• **Prompt**: With the pictures left out, copy the listing below exactly.

• **Exercise material**:
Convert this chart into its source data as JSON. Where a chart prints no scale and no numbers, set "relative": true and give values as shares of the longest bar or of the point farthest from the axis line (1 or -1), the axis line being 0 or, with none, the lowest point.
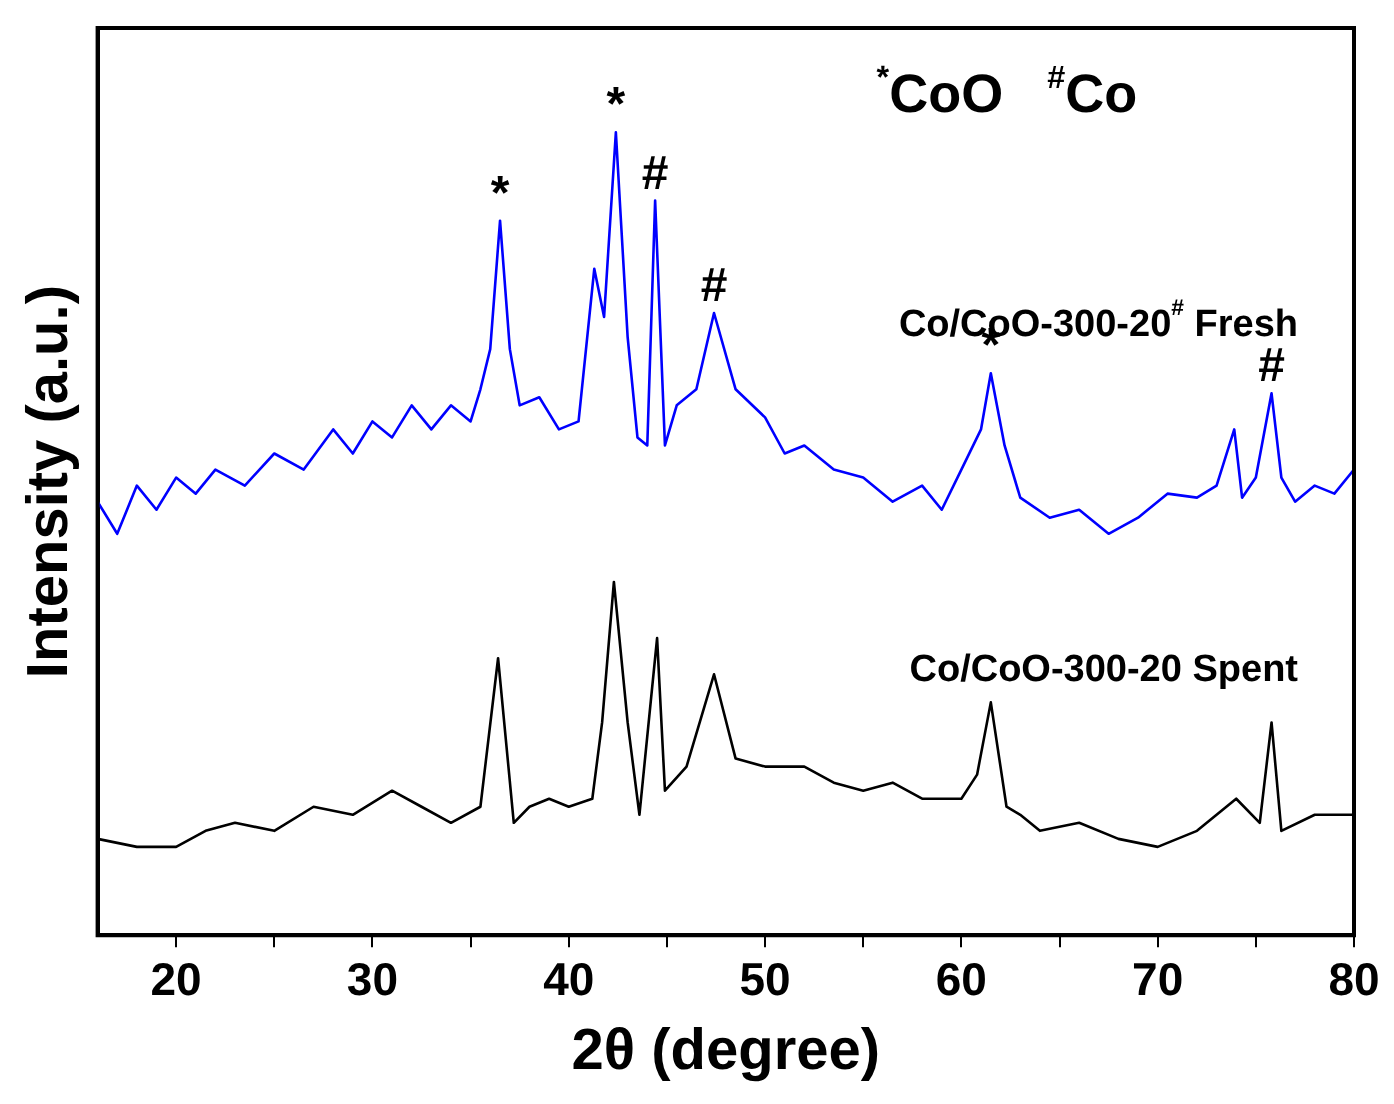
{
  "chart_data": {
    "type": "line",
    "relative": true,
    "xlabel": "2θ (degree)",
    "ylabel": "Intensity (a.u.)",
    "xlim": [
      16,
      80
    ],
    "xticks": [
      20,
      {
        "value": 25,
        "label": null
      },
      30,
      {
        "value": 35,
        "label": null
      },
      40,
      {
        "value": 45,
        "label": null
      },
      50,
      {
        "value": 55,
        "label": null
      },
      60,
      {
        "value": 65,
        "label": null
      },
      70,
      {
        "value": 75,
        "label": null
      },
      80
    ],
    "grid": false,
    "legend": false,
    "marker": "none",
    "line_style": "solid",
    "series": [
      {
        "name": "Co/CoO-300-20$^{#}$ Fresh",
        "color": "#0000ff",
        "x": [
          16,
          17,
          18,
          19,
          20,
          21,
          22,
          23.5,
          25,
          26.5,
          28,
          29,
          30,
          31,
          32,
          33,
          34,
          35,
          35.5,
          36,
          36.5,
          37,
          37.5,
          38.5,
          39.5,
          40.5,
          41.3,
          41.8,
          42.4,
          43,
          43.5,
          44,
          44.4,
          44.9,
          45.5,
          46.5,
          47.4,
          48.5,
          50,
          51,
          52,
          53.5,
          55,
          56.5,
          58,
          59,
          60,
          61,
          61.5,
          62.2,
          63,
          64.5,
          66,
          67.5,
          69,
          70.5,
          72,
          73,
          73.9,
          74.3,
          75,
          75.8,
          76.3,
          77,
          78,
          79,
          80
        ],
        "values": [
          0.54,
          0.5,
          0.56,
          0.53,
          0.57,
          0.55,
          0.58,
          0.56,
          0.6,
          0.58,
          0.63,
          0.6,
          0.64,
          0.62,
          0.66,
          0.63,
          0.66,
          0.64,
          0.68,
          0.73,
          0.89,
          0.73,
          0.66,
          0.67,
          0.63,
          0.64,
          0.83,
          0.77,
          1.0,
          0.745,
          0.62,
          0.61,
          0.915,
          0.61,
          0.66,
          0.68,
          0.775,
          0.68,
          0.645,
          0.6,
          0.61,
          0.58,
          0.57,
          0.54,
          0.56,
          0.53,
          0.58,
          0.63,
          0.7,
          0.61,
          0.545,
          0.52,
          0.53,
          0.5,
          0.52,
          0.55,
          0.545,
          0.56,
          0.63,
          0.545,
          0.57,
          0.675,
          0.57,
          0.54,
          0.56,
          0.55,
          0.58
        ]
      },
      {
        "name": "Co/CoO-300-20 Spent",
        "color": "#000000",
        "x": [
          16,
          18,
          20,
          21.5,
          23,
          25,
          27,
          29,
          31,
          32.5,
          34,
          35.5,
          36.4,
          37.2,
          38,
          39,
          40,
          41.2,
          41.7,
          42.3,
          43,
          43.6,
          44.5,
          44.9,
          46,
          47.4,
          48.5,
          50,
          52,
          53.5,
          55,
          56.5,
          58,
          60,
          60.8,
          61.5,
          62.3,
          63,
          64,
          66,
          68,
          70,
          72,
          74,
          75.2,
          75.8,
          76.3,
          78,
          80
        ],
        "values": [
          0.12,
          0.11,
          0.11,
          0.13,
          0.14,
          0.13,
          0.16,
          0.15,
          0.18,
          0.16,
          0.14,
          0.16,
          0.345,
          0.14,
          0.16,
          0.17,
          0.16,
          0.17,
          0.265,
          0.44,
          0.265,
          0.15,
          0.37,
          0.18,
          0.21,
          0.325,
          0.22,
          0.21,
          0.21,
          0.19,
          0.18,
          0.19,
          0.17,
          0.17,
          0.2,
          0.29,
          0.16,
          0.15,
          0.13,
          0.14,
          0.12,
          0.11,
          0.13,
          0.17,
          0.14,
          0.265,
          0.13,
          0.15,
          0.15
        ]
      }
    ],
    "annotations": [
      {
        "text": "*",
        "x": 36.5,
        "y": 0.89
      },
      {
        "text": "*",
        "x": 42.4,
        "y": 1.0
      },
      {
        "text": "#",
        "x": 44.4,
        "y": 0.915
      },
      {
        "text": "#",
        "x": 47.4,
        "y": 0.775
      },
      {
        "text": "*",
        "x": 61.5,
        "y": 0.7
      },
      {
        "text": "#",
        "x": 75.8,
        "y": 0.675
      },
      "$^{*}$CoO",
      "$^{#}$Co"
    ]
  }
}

• **Solution to this task**:
Convert this chart into its source data as JSON. Where a chart prints no scale and no numbers, set "relative": true and give values as shares of the longest bar or of the point farthest from the axis line (1 or -1), the axis line being 0 or, with none, the lowest point.
{
  "chart_data": {
    "type": "line",
    "relative": true,
    "xlabel": "2θ (degree)",
    "ylabel": "Intensity (a.u.)",
    "xlim": [
      16,
      80
    ],
    "xticks": [
      20,
      {
        "value": 25,
        "label": null
      },
      30,
      {
        "value": 35,
        "label": null
      },
      40,
      {
        "value": 45,
        "label": null
      },
      50,
      {
        "value": 55,
        "label": null
      },
      60,
      {
        "value": 65,
        "label": null
      },
      70,
      {
        "value": 75,
        "label": null
      },
      80
    ],
    "grid": false,
    "legend": false,
    "marker": "none",
    "line_style": "solid",
    "series": [
      {
        "name": "Co/CoO-300-20$^{#}$ Fresh",
        "color": "#0000ff",
        "x": [
          16,
          17,
          18,
          19,
          20,
          21,
          22,
          23.5,
          25,
          26.5,
          28,
          29,
          30,
          31,
          32,
          33,
          34,
          35,
          35.5,
          36,
          36.5,
          37,
          37.5,
          38.5,
          39.5,
          40.5,
          41.3,
          41.8,
          42.4,
          43,
          43.5,
          44,
          44.4,
          44.9,
          45.5,
          46.5,
          47.4,
          48.5,
          50,
          51,
          52,
          53.5,
          55,
          56.5,
          58,
          59,
          60,
          61,
          61.5,
          62.2,
          63,
          64.5,
          66,
          67.5,
          69,
          70.5,
          72,
          73,
          73.9,
          74.3,
          75,
          75.8,
          76.3,
          77,
          78,
          79,
          80
        ],
        "values": [
          0.54,
          0.5,
          0.56,
          0.53,
          0.57,
          0.55,
          0.58,
          0.56,
          0.6,
          0.58,
          0.63,
          0.6,
          0.64,
          0.62,
          0.66,
          0.63,
          0.66,
          0.64,
          0.68,
          0.73,
          0.89,
          0.73,
          0.66,
          0.67,
          0.63,
          0.64,
          0.83,
          0.77,
          1.0,
          0.745,
          0.62,
          0.61,
          0.915,
          0.61,
          0.66,
          0.68,
          0.775,
          0.68,
          0.645,
          0.6,
          0.61,
          0.58,
          0.57,
          0.54,
          0.56,
          0.53,
          0.58,
          0.63,
          0.7,
          0.61,
          0.545,
          0.52,
          0.53,
          0.5,
          0.52,
          0.55,
          0.545,
          0.56,
          0.63,
          0.545,
          0.57,
          0.675,
          0.57,
          0.54,
          0.56,
          0.55,
          0.58
        ]
      },
      {
        "name": "Co/CoO-300-20 Spent",
        "color": "#000000",
        "x": [
          16,
          18,
          20,
          21.5,
          23,
          25,
          27,
          29,
          31,
          32.5,
          34,
          35.5,
          36.4,
          37.2,
          38,
          39,
          40,
          41.2,
          41.7,
          42.3,
          43,
          43.6,
          44.5,
          44.9,
          46,
          47.4,
          48.5,
          50,
          52,
          53.5,
          55,
          56.5,
          58,
          60,
          60.8,
          61.5,
          62.3,
          63,
          64,
          66,
          68,
          70,
          72,
          74,
          75.2,
          75.8,
          76.3,
          78,
          80
        ],
        "values": [
          0.12,
          0.11,
          0.11,
          0.13,
          0.14,
          0.13,
          0.16,
          0.15,
          0.18,
          0.16,
          0.14,
          0.16,
          0.345,
          0.14,
          0.16,
          0.17,
          0.16,
          0.17,
          0.265,
          0.44,
          0.265,
          0.15,
          0.37,
          0.18,
          0.21,
          0.325,
          0.22,
          0.21,
          0.21,
          0.19,
          0.18,
          0.19,
          0.17,
          0.17,
          0.2,
          0.29,
          0.16,
          0.15,
          0.13,
          0.14,
          0.12,
          0.11,
          0.13,
          0.17,
          0.14,
          0.265,
          0.13,
          0.15,
          0.15
        ]
      }
    ],
    "annotations": [
      {
        "text": "*",
        "x": 36.5,
        "y": 0.89
      },
      {
        "text": "*",
        "x": 42.4,
        "y": 1.0
      },
      {
        "text": "#",
        "x": 44.4,
        "y": 0.915
      },
      {
        "text": "#",
        "x": 47.4,
        "y": 0.775
      },
      {
        "text": "*",
        "x": 61.5,
        "y": 0.7
      },
      {
        "text": "#",
        "x": 75.8,
        "y": 0.675
      },
      "$^{*}$CoO",
      "$^{#}$Co"
    ]
  }
}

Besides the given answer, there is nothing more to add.